WHAT IS REQUIRED
Write every record out again exactly as given.

INFORMATION SUPPLIED
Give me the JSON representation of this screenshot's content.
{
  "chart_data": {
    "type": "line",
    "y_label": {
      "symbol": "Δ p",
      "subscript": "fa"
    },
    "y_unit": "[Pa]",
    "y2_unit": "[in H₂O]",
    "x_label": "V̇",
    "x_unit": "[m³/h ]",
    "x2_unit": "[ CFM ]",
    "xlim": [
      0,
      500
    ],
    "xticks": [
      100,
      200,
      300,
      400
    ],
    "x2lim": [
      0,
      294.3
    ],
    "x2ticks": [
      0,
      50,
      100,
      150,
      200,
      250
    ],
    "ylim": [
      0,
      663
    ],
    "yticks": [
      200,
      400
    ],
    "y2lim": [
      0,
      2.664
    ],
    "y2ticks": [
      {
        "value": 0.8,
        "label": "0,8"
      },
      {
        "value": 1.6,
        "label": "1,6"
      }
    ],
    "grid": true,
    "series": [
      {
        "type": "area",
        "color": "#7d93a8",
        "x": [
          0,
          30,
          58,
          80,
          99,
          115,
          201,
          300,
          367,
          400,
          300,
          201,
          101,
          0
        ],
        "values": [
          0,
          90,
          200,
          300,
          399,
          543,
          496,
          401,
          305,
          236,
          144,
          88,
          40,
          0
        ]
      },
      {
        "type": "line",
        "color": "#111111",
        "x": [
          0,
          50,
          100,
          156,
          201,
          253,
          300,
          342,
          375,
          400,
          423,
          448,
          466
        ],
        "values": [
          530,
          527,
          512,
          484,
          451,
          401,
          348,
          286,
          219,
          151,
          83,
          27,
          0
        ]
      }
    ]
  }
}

PROBLEM SOLUTION
Give me the JSON representation of this screenshot's content.
{
  "chart_data": {
    "type": "line",
    "y_label": {
      "symbol": "Δ p",
      "subscript": "fa"
    },
    "y_unit": "[Pa]",
    "y2_unit": "[in H₂O]",
    "x_label": "V̇",
    "x_unit": "[m³/h ]",
    "x2_unit": "[ CFM ]",
    "xlim": [
      0,
      500
    ],
    "xticks": [
      100,
      200,
      300,
      400
    ],
    "x2lim": [
      0,
      294.3
    ],
    "x2ticks": [
      0,
      50,
      100,
      150,
      200,
      250
    ],
    "ylim": [
      0,
      663
    ],
    "yticks": [
      200,
      400
    ],
    "y2lim": [
      0,
      2.664
    ],
    "y2ticks": [
      {
        "value": 0.8,
        "label": "0,8"
      },
      {
        "value": 1.6,
        "label": "1,6"
      }
    ],
    "grid": true,
    "series": [
      {
        "type": "area",
        "color": "#7d93a8",
        "x": [
          0,
          30,
          58,
          80,
          99,
          115,
          201,
          300,
          367,
          400,
          300,
          201,
          101,
          0
        ],
        "values": [
          0,
          90,
          200,
          300,
          399,
          543,
          496,
          401,
          305,
          236,
          144,
          88,
          40,
          0
        ]
      },
      {
        "type": "line",
        "color": "#111111",
        "x": [
          0,
          50,
          100,
          156,
          201,
          253,
          300,
          342,
          375,
          400,
          423,
          448,
          466
        ],
        "values": [
          530,
          527,
          512,
          484,
          451,
          401,
          348,
          286,
          219,
          151,
          83,
          27,
          0
        ]
      }
    ]
  }
}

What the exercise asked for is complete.